Look through the data below and return each line where "กรกฎาคม" appears.

## BEGIN EXERCISE INPUTS

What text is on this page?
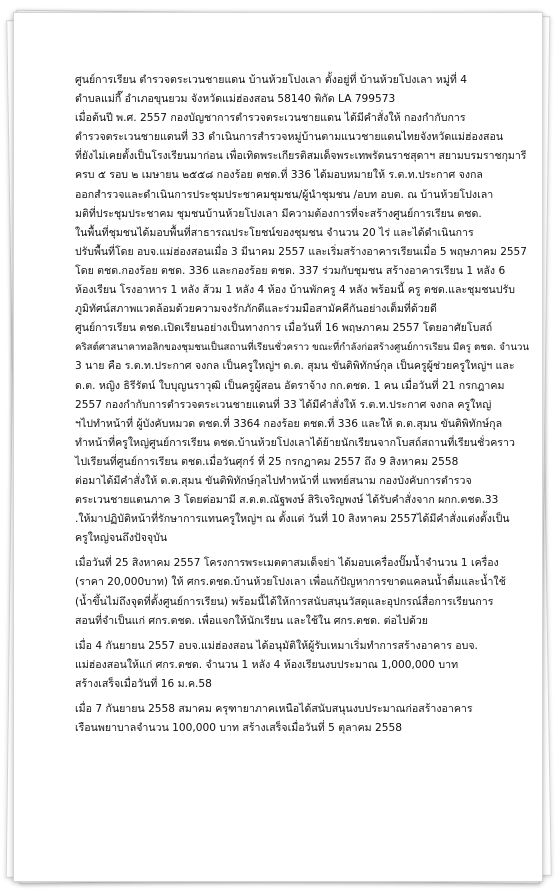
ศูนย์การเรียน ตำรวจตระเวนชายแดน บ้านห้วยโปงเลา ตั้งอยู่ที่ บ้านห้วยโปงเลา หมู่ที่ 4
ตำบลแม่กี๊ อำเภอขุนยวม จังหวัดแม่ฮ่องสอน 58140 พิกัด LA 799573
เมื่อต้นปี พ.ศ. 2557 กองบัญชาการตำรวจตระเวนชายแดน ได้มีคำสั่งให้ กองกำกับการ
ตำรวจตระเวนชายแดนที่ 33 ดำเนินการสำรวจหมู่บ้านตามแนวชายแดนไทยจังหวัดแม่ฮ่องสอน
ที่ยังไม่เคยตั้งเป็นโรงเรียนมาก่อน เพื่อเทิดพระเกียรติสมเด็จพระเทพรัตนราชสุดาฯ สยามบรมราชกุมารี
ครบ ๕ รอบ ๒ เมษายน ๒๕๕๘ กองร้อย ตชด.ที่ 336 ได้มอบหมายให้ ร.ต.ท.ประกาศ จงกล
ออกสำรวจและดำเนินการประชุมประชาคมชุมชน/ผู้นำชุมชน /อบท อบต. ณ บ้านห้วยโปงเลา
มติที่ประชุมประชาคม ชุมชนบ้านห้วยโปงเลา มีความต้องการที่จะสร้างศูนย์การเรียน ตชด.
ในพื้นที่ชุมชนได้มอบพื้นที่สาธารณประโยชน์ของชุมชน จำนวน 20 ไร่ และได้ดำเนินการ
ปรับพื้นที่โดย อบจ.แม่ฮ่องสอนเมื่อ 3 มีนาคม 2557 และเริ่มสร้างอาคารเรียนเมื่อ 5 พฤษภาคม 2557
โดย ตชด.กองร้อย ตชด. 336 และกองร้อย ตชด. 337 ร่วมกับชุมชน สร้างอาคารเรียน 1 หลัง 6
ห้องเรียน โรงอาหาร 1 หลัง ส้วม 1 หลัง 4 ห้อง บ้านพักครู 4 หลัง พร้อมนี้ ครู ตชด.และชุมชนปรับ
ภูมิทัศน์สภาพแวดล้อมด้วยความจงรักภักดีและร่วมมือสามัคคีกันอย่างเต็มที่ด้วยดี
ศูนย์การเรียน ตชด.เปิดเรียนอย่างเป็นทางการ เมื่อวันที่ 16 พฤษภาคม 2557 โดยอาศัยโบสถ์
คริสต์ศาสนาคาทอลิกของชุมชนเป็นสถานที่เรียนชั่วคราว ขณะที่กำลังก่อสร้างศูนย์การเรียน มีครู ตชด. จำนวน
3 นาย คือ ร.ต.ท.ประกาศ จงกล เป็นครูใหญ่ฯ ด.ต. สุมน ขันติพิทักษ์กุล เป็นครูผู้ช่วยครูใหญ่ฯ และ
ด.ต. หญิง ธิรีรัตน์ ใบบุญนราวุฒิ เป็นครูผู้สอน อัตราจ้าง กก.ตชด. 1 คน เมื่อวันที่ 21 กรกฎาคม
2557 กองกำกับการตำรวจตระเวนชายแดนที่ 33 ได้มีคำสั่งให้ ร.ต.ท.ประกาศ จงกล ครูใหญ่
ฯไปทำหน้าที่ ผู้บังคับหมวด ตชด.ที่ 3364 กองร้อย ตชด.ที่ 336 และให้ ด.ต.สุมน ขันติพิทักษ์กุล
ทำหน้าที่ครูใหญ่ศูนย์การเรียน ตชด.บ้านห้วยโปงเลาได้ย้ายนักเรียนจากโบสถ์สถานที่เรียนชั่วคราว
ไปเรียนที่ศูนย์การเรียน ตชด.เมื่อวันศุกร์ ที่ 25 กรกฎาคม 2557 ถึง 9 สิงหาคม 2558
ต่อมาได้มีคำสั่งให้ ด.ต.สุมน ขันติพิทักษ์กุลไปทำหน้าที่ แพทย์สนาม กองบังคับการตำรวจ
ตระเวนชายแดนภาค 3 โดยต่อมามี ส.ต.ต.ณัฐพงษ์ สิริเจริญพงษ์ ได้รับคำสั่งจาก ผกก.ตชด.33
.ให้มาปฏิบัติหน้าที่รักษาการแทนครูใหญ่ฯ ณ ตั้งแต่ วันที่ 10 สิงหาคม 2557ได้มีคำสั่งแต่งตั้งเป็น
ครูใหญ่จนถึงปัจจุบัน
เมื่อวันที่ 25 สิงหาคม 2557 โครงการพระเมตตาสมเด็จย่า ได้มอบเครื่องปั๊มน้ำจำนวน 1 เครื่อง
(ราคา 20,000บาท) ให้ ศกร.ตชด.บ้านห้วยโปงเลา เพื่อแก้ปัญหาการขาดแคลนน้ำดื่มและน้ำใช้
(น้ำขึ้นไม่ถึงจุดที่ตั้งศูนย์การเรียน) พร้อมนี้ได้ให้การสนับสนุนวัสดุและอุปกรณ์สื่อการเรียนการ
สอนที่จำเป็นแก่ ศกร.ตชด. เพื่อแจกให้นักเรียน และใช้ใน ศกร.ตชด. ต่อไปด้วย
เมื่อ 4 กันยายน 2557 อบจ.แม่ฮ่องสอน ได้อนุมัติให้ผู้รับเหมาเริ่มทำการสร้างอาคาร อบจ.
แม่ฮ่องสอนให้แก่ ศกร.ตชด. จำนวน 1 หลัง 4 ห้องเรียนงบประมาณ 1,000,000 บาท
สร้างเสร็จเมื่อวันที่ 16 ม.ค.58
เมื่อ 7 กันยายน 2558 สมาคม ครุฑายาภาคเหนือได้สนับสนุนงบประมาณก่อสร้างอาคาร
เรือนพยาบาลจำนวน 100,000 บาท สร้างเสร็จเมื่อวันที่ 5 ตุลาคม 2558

## END EXERCISE INPUTS

#### COMPLETE RESPONSE
ด.ต. หญิง ธิรีรัตน์ ใบบุญนราวุฒิ เป็นครูผู้สอน อัตราจ้าง กก.ตชด. 1 คน เมื่อวันที่ 21 กรกฎาคม
ไปเรียนที่ศูนย์การเรียน ตชด.เมื่อวันศุกร์ ที่ 25 กรกฎาคม 2557 ถึง 9 สิงหาคม 2558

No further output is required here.